§ **Stated exercise**: Each line of the material below should be reproduced exactly.

:: Recorded data ::

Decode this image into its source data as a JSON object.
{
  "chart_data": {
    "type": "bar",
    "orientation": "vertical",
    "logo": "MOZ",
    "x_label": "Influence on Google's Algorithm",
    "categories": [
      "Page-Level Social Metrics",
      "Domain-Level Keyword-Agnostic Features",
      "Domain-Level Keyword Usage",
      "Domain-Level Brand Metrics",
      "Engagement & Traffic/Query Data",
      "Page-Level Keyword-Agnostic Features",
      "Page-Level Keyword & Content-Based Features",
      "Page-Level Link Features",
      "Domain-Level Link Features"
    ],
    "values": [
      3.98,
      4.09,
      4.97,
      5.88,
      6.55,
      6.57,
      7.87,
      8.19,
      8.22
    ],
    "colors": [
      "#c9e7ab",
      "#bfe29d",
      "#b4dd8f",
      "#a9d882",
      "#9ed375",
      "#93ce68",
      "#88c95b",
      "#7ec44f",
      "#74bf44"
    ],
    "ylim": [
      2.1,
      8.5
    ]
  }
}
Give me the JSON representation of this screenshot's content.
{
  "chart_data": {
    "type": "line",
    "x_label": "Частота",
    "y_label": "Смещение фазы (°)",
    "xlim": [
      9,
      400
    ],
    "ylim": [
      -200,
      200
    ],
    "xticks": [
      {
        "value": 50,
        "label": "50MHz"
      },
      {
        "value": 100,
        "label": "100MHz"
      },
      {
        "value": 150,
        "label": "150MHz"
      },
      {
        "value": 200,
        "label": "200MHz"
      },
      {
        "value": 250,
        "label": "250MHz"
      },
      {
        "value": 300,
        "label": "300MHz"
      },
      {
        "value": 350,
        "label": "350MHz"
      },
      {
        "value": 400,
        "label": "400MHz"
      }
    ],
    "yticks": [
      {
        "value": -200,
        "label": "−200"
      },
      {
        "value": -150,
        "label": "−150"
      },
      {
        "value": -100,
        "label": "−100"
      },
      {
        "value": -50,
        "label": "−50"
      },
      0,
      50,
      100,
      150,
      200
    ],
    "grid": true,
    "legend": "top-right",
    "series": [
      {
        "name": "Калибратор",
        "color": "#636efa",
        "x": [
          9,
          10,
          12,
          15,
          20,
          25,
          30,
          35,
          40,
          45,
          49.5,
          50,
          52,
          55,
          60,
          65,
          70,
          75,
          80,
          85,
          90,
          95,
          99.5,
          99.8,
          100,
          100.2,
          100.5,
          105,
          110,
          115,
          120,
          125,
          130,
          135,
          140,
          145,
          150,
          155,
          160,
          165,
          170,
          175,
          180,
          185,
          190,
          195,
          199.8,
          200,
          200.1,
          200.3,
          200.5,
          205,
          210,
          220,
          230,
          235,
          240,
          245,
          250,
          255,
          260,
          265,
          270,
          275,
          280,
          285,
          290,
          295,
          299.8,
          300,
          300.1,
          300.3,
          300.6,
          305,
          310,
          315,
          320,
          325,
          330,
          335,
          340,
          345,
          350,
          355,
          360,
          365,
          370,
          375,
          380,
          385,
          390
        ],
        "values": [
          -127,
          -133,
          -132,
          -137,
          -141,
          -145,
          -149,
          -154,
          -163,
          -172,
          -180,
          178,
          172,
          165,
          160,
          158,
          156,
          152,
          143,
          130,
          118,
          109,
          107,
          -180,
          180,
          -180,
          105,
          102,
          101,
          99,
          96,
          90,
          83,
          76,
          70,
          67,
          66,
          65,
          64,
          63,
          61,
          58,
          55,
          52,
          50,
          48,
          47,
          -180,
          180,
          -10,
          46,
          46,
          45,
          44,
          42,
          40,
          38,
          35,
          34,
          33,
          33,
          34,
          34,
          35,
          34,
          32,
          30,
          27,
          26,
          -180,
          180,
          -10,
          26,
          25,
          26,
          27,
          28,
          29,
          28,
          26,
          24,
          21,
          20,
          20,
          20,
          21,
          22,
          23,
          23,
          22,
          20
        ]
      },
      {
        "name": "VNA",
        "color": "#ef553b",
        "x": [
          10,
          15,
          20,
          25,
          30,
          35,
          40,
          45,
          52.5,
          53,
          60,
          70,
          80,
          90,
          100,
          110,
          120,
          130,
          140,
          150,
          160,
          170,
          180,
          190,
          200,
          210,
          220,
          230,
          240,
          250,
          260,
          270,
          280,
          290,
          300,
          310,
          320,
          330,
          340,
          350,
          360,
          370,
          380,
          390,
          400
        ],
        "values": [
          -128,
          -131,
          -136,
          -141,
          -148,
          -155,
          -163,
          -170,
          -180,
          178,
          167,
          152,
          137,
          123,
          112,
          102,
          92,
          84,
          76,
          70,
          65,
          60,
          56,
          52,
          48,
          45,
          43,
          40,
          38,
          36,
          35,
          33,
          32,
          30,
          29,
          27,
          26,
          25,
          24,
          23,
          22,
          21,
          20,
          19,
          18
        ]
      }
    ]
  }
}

:::

§ **Task response**:
Decode this image into its source data as a JSON object.
{
  "chart_data": {
    "type": "bar",
    "orientation": "vertical",
    "logo": "MOZ",
    "x_label": "Influence on Google's Algorithm",
    "categories": [
      "Page-Level Social Metrics",
      "Domain-Level Keyword-Agnostic Features",
      "Domain-Level Keyword Usage",
      "Domain-Level Brand Metrics",
      "Engagement & Traffic/Query Data",
      "Page-Level Keyword-Agnostic Features",
      "Page-Level Keyword & Content-Based Features",
      "Page-Level Link Features",
      "Domain-Level Link Features"
    ],
    "values": [
      3.98,
      4.09,
      4.97,
      5.88,
      6.55,
      6.57,
      7.87,
      8.19,
      8.22
    ],
    "colors": [
      "#c9e7ab",
      "#bfe29d",
      "#b4dd8f",
      "#a9d882",
      "#9ed375",
      "#93ce68",
      "#88c95b",
      "#7ec44f",
      "#74bf44"
    ],
    "ylim": [
      2.1,
      8.5
    ]
  }
}
Give me the JSON representation of this screenshot's content.
{
  "chart_data": {
    "type": "line",
    "x_label": "Частота",
    "y_label": "Смещение фазы (°)",
    "xlim": [
      9,
      400
    ],
    "ylim": [
      -200,
      200
    ],
    "xticks": [
      {
        "value": 50,
        "label": "50MHz"
      },
      {
        "value": 100,
        "label": "100MHz"
      },
      {
        "value": 150,
        "label": "150MHz"
      },
      {
        "value": 200,
        "label": "200MHz"
      },
      {
        "value": 250,
        "label": "250MHz"
      },
      {
        "value": 300,
        "label": "300MHz"
      },
      {
        "value": 350,
        "label": "350MHz"
      },
      {
        "value": 400,
        "label": "400MHz"
      }
    ],
    "yticks": [
      {
        "value": -200,
        "label": "−200"
      },
      {
        "value": -150,
        "label": "−150"
      },
      {
        "value": -100,
        "label": "−100"
      },
      {
        "value": -50,
        "label": "−50"
      },
      0,
      50,
      100,
      150,
      200
    ],
    "grid": true,
    "legend": "top-right",
    "series": [
      {
        "name": "Калибратор",
        "color": "#636efa",
        "x": [
          9,
          10,
          12,
          15,
          20,
          25,
          30,
          35,
          40,
          45,
          49.5,
          50,
          52,
          55,
          60,
          65,
          70,
          75,
          80,
          85,
          90,
          95,
          99.5,
          99.8,
          100,
          100.2,
          100.5,
          105,
          110,
          115,
          120,
          125,
          130,
          135,
          140,
          145,
          150,
          155,
          160,
          165,
          170,
          175,
          180,
          185,
          190,
          195,
          199.8,
          200,
          200.1,
          200.3,
          200.5,
          205,
          210,
          220,
          230,
          235,
          240,
          245,
          250,
          255,
          260,
          265,
          270,
          275,
          280,
          285,
          290,
          295,
          299.8,
          300,
          300.1,
          300.3,
          300.6,
          305,
          310,
          315,
          320,
          325,
          330,
          335,
          340,
          345,
          350,
          355,
          360,
          365,
          370,
          375,
          380,
          385,
          390
        ],
        "values": [
          -127,
          -133,
          -132,
          -137,
          -141,
          -145,
          -149,
          -154,
          -163,
          -172,
          -180,
          178,
          172,
          165,
          160,
          158,
          156,
          152,
          143,
          130,
          118,
          109,
          107,
          -180,
          180,
          -180,
          105,
          102,
          101,
          99,
          96,
          90,
          83,
          76,
          70,
          67,
          66,
          65,
          64,
          63,
          61,
          58,
          55,
          52,
          50,
          48,
          47,
          -180,
          180,
          -10,
          46,
          46,
          45,
          44,
          42,
          40,
          38,
          35,
          34,
          33,
          33,
          34,
          34,
          35,
          34,
          32,
          30,
          27,
          26,
          -180,
          180,
          -10,
          26,
          25,
          26,
          27,
          28,
          29,
          28,
          26,
          24,
          21,
          20,
          20,
          20,
          21,
          22,
          23,
          23,
          22,
          20
        ]
      },
      {
        "name": "VNA",
        "color": "#ef553b",
        "x": [
          10,
          15,
          20,
          25,
          30,
          35,
          40,
          45,
          52.5,
          53,
          60,
          70,
          80,
          90,
          100,
          110,
          120,
          130,
          140,
          150,
          160,
          170,
          180,
          190,
          200,
          210,
          220,
          230,
          240,
          250,
          260,
          270,
          280,
          290,
          300,
          310,
          320,
          330,
          340,
          350,
          360,
          370,
          380,
          390,
          400
        ],
        "values": [
          -128,
          -131,
          -136,
          -141,
          -148,
          -155,
          -163,
          -170,
          -180,
          178,
          167,
          152,
          137,
          123,
          112,
          102,
          92,
          84,
          76,
          70,
          65,
          60,
          56,
          52,
          48,
          45,
          43,
          40,
          38,
          36,
          35,
          33,
          32,
          30,
          29,
          27,
          26,
          25,
          24,
          23,
          22,
          21,
          20,
          19,
          18
        ]
      }
    ]
  }
}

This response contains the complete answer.